## Set task
Select each line where the word "coordinate" appears.

**** Raw records

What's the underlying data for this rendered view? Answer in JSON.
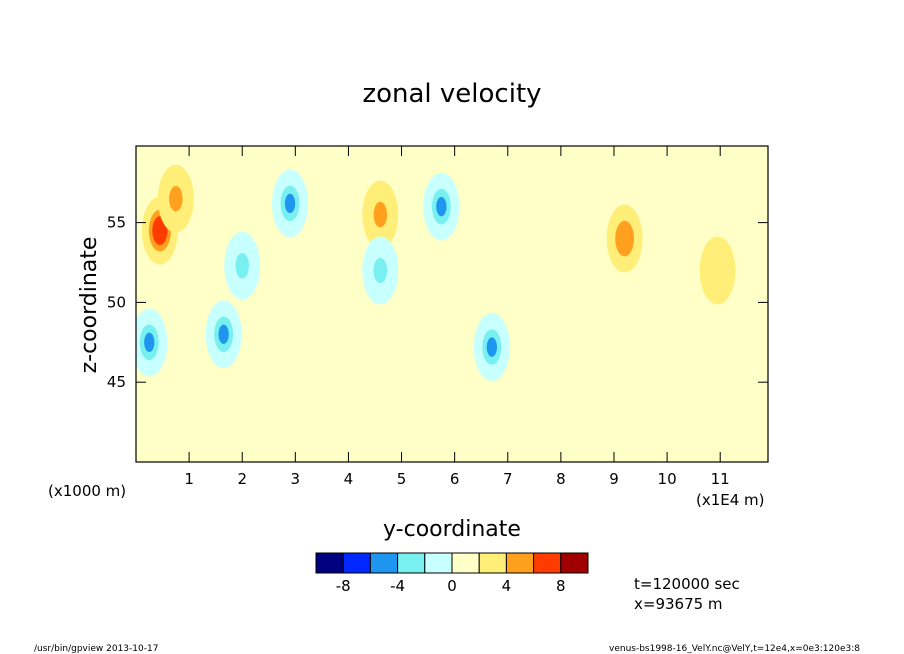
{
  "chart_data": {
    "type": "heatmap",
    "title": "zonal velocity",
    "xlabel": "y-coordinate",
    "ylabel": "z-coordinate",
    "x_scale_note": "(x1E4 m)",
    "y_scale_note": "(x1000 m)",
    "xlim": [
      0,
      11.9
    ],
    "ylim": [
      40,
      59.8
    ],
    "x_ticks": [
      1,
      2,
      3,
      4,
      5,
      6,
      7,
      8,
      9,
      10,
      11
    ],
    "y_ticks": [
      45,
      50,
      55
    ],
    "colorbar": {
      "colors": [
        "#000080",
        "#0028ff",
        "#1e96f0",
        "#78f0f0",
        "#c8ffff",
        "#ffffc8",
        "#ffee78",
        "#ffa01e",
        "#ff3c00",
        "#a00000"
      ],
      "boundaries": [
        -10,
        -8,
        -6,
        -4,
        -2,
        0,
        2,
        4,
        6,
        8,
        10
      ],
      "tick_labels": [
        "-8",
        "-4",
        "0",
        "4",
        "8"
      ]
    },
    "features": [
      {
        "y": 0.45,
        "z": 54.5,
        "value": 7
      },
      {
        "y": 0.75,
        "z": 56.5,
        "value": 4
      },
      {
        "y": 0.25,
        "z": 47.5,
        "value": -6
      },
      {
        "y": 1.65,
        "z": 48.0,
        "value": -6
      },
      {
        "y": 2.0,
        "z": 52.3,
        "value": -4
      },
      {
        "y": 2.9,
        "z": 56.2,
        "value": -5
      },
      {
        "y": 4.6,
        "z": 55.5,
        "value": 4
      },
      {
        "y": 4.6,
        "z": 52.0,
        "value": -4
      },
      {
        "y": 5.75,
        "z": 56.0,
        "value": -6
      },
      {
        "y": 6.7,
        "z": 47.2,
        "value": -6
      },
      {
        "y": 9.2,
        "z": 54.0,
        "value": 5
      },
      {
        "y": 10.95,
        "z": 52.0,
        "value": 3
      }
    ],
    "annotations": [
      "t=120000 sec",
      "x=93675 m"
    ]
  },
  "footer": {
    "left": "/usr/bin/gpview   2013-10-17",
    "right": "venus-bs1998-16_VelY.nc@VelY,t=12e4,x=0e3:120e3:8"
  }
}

********
**** Raw records

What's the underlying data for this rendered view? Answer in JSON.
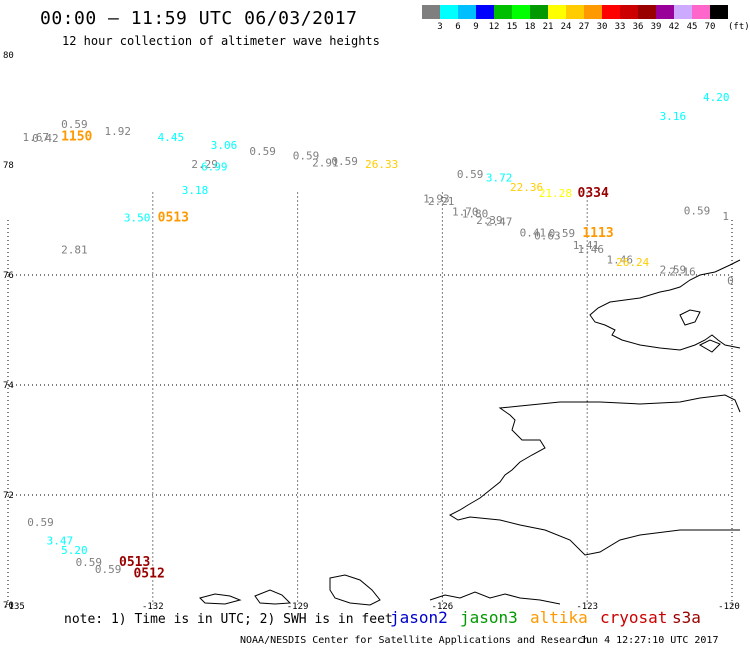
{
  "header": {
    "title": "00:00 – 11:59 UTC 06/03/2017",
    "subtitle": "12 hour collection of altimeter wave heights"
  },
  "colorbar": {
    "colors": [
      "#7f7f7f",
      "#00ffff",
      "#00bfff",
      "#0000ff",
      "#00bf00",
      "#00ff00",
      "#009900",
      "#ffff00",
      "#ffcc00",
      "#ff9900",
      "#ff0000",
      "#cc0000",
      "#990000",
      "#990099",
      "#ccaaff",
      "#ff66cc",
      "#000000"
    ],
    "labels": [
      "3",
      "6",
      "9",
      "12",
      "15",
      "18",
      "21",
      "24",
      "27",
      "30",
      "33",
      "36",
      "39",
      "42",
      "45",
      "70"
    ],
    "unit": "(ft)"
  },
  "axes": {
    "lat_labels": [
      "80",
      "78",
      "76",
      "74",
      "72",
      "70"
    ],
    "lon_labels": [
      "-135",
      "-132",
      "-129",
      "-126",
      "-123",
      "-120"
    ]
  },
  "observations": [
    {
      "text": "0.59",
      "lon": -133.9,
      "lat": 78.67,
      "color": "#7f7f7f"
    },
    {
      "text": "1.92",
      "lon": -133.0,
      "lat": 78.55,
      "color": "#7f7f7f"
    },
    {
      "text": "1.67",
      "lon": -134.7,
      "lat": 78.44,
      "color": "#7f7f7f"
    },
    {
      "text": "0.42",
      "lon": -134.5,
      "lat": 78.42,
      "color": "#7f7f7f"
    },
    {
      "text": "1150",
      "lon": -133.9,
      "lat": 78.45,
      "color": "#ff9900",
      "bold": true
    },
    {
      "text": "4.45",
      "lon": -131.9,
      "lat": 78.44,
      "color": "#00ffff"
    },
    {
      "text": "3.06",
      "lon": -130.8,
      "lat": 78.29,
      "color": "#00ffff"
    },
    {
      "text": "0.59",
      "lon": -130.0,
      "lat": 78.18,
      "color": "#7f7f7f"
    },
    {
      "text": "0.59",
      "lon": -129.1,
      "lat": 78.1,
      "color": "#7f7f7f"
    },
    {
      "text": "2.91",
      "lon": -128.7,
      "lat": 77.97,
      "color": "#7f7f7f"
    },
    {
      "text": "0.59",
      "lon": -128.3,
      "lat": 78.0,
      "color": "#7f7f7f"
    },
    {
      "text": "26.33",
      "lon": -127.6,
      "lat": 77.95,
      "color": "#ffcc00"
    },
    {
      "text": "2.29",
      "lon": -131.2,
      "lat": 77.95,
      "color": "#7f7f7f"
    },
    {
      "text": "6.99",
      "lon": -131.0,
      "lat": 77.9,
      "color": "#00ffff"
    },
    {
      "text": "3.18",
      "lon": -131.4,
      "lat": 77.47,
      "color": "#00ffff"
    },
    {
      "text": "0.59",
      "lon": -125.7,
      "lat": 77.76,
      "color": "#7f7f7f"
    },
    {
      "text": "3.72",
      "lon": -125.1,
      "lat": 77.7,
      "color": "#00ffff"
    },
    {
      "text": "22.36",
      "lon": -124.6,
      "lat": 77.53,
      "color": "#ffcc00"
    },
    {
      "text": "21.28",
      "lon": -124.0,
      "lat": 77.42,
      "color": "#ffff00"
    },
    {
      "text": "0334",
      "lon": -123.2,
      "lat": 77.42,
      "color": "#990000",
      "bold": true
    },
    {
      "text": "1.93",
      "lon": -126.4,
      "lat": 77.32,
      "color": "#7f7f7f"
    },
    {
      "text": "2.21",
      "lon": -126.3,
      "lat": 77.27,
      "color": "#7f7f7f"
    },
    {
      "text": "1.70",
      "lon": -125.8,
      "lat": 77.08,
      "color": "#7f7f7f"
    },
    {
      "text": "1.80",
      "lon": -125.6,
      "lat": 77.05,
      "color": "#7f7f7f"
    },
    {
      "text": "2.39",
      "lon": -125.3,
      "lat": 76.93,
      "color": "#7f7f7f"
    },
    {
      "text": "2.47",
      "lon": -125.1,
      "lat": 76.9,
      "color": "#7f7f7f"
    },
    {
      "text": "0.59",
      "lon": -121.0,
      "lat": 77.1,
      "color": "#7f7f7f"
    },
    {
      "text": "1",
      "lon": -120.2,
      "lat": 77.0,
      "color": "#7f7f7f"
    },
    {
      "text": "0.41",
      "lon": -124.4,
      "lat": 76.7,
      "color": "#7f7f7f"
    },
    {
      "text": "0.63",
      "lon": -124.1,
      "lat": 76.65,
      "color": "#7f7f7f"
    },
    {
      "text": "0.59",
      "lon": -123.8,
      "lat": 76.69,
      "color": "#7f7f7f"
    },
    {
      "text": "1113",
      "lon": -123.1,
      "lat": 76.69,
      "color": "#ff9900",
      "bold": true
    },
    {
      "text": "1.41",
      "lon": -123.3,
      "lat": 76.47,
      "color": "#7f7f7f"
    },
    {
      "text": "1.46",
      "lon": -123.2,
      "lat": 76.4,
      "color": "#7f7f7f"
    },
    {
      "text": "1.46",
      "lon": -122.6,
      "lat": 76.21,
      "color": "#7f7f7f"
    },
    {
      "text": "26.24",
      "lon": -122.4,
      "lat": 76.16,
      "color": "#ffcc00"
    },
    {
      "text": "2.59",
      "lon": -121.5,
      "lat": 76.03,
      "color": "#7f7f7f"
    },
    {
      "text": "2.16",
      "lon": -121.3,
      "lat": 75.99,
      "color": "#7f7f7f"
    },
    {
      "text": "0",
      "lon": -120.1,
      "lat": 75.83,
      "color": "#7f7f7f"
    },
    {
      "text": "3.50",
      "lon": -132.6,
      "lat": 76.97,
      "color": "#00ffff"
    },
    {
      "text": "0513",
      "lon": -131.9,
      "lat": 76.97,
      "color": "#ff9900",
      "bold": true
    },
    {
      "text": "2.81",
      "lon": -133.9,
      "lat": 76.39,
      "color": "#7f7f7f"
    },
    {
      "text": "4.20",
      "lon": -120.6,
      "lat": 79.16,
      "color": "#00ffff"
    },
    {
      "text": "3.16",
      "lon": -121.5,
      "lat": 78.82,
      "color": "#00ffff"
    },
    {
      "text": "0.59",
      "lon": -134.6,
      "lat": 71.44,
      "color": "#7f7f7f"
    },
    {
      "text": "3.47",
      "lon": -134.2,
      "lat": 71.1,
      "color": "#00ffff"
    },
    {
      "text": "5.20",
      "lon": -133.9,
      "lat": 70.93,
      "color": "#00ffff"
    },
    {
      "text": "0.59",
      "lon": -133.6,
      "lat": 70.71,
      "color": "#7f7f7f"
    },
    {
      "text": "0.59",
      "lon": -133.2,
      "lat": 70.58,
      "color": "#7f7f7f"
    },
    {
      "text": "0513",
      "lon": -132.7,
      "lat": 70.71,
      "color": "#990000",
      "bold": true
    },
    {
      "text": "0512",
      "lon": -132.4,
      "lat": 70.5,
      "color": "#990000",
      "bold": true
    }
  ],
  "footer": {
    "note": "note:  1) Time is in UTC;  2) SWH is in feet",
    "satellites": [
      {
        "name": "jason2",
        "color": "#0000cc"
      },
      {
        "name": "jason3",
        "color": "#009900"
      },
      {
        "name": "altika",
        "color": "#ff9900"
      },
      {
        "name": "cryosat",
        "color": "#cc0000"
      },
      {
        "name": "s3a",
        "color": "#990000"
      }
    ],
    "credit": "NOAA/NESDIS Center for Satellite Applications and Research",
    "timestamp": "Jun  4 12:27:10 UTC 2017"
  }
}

********

## Result below
    "xlabel": "y-coordinate",
    "ylabel": "z-coordinate",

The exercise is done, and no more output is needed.